Report the count of lines below in which the string "ܒܐܘܡܢܘܬܐ" occurs; include nothing else.

[Collection entries]
──────────
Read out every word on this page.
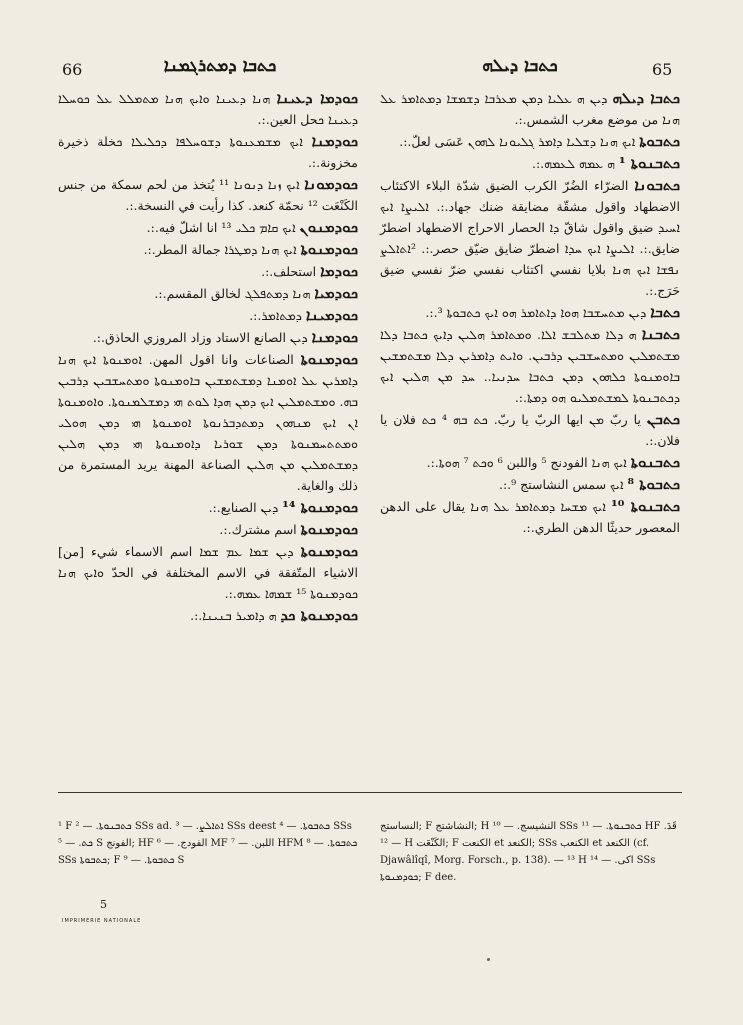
66	ܟܬܒܐ ܕܡܬܪܓܡܢܐ	ܟܬܒܐ ܕܝܠܗ	65

ܟܘܕܡܐ ܕܥܝܢܐ ܗܢܐ ܕܥܝܢܐ ܘܐܝܟ ܗܢܐ ܡܬܡܠܠ ܥܠ ܟܘܚܠܐ ܕܥܝܢܐ ܟحل العين.:.

ܟܘܕܡܢܐ ܐܝܟ ܡܫܡܥܢܘܬܐ ܕܫܘܚܠܦܐ ܕܟܠܝܠܐ ܟخلة ذخيرة مخزونة.:.

ܟܘܕܡܘܢܐ ܐܝܟ ܙܢܐ ܕܢܘܢܐ ¹¹ يُتخذ من لحم سمكة من جنس الكَنْعَت ¹² نحمّة كنعد. كذا رأيت في النسخة.:.

ܟܘܕܡܢܘܢ ܐܝܟ ܩܐܡ ܟܠܝ ¹³ انا اشلّ فيه.:.

ܟܘܕܡܢܘܬܐ ܐܝܟ ܗܢܐ ܕܡܛܪܐ جمالة المطر.:.

ܟܘܕܡܐ استحلف.:.

ܟܘܕܡܝܐ ܗܢܐ ܕܡܬܦܠܓ لخالق المقسم.:.

ܟܘܕܡܝܢܐ ܕܡܬܐܡܪ.:.

ܟܘܕܡܢܐ ܕܝܢ الصانع الاستاد وزاد المروزي الحاذق.:.

ܟܘܕܡܢܘܬܐ الصناعات وانا اقول المهن. ܐܘܡܢܘܬܐ ܐܝܟ ܗܢܐ ܕܐܡܪܝܢ ܥܠ ܐܘܡܢܐ ܕܡܫܬܡܫܝܢ ܒܐܘܡܢܘܬܐ ܘܡܬܚܫܒܝܢ ܕܪܒܝܢ ܒܗ. ܘܡܫܬܡܠܝܢ ܐܝܟ ܕܡܢ ܗܕܐ ܠܘܬ ܗܝ ܕܡܫܠܡܢܘܬܐ. ܘܐܘܡܢܘܬܐ ܐܢ ܐܝܟ ܡܢܗܘܢ ܕܡܬܕܒܪܢܘܬܐ ܐܘܡܢܘܬܐ ܗܝ ܕܡܢ ܗܘܠܝ ܘܡܬܬܚܡܢܘܬܐ ܕܡܢ ܫܘܪܝܐ ܕܐܘܡܢܘܬܐ ܗܝ ܕܡܢ ܗܠܝܢ ܕܡܫܬܡܠܝܢ ܡܢ ܗܠܝܢ الصناعة المهنة يريد المستمرة من ذلك والغاية.

ܟܘܕܡܢܘܬܐ ¹⁴ ܕܝܢ الصنايع.:.

ܟܘܕܡܢܘܬܐ اسم مشترك.:.

ܟܘܕܡܢܘܬܐ ܕܝܢ ܫܡܐ ܥܡ ܫܡܐ اسم الاسماء شيء [من] الاشياء المتّفقة في الاسم المختلفة في الحدّ ܘܐܝܟ ܗܢܐ ܟܘܕܡܢܘܬܐ ¹⁵ ܫܡܗܐ ܥܡܗ.:.

ܟܘܕܡܢܘܬܐ ܟܕ ܗ ܕܐܡܝܪ ܒܢܝܢܐ.:.

ܟܬܒܐ ܕܝܠܗ ܕܝܢ ܗ ܥܠܝܐ ܕܡܢ ܡܥܪܒܐ ܕܫܡܫܐ ܕܡܬܐܡܪ ܥܠ ܗܢܐ من موضع مغرب الشمس.:.

ܟܬܒܘܬܐ ܐܝܟ ܗܢܐ ܕܫܠܝܐ ܕܐܡܪ ܓܠܝܘܢܐ ܠܗܘܢ عَسَى لعلّ.:.

ܟܬܒܢܘܬܐ ¹ ܗ ܥܡܗ ܠܥܡܗ.:.

ܟܬܒܘܢܐ الضرّاء الضُرّ الكرب الضيق شدّة البلاء الاكتئاب الاضطهاد واقول مشقّة مضايقة ضنك جهاد.:. ܐܠܝܨܐ ܐܝܟ ܐܚܝܕ ضيق واقول شاقّ ܕܐ الحصار الاحراج الاضطهاد اضطرّ ضايق.:. ܐܠܝܨܐ ܐܝܟ ܚܕܐ اضطرّ ضايق ضيّق حصر.:. ²ܐܬܐܠܨ ܢܦܫܐ ܐܝܟ ܗܢܐ بلايا نفسي اكتئاب نفسي ضرّ نفسي ضيق حَرَج.:.

ܟܬܒܐ ܕܝܢ ܡܬܚܫܒܐ ܗܘܐ ܕܐܬܐܡܪ ܗܘ ܐܝܟ ܟܬܒܘܬܐ ³.:.

ܟܬܒܢܐ ܗ ܕܠܐ ܡܬܠܒܫ ܐܠܐ. ܘܡܬܐܡܪ ܗܠܝܢ ܕܐܝܟ ܟܬܒܐ ܕܠܐ ܡܫܬܡܠܝܢ ܘܡܬܚܫܒܝܢ ܕܪܒܝܢ. ܘܐܝܬ ܕܐܡܪܝܢ ܕܠܐ ܡܫܬܡܫܝܢ ܒܐܘܡܢܘܬܐ ܟܠܗܘܢ ܕܡܢ ܟܬܒܐ ܚܕܢܝܐ.. ܚܕ ܡܢ ܗܠܝܢ ܐܝܟ ܕܟܬܒܢܘܬܐ ܠܡܫܬܡܠܝܘ ܗܘ ܕܡܬܐ.:.

ܟܬܒܢ يا ربّ ܡܢ ايها الربّ يا ربّ. ܟܬ ܒܗ ⁴ ܟܬ فلان يا فلان.:.

ܟܬܒܢܘܬܐ ܐܝܟ ܗܢܐ الفودنج ⁵ واللبن ⁶ ܘܟܬ ⁷ ܗܘܬܐ.:.

ܟܬܒܘܬܐ ⁸ ܐܝܟ سمس النشاستج ⁹.:.

ܟܬܒܢܘܬܐ ¹⁰ ܐܝܟ ܡܫܚܐ ܕܡܬܐܡܪ ܥܠ ܗܢܐ يقال على الدهن المعصور حديثًا الدهن الطري.:.

¹ F ܟܬܒܢܘܬܐ. — ² SSs ad. ܐܬܐܠܨ. — ³ SSs deest ܟܬܒܘܬܐ. — ⁴ SSs ܟܬ. — ⁵ S الفونج; HF الفودج. — ⁶ MF اللبن. — ⁷ HFM ܟܬܒܘܬܐ. — ⁸ SSs ܟܬܒܘܬܐ; F ܟܬܒܘܬܐ. — ⁹ S
النساستج; F النشاشتج; H النشيسج. — ¹⁰ SSs ܟܬܒܢܘܬܐ. — ¹¹ HF قَدَ. — ¹² H الكَنْعَت; F الكنعت et الكنعد; SSs الكنعب et الكنعد (cf. Djawâlîqî, Morg. Forsch., p. 138). — ¹³ H اكى. — ¹⁴ SSs ܟܘܕܡܢܘܬܐ; F dee.
5
IMPRIMERIE NATIONALE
──────────
■ Expected answer:
2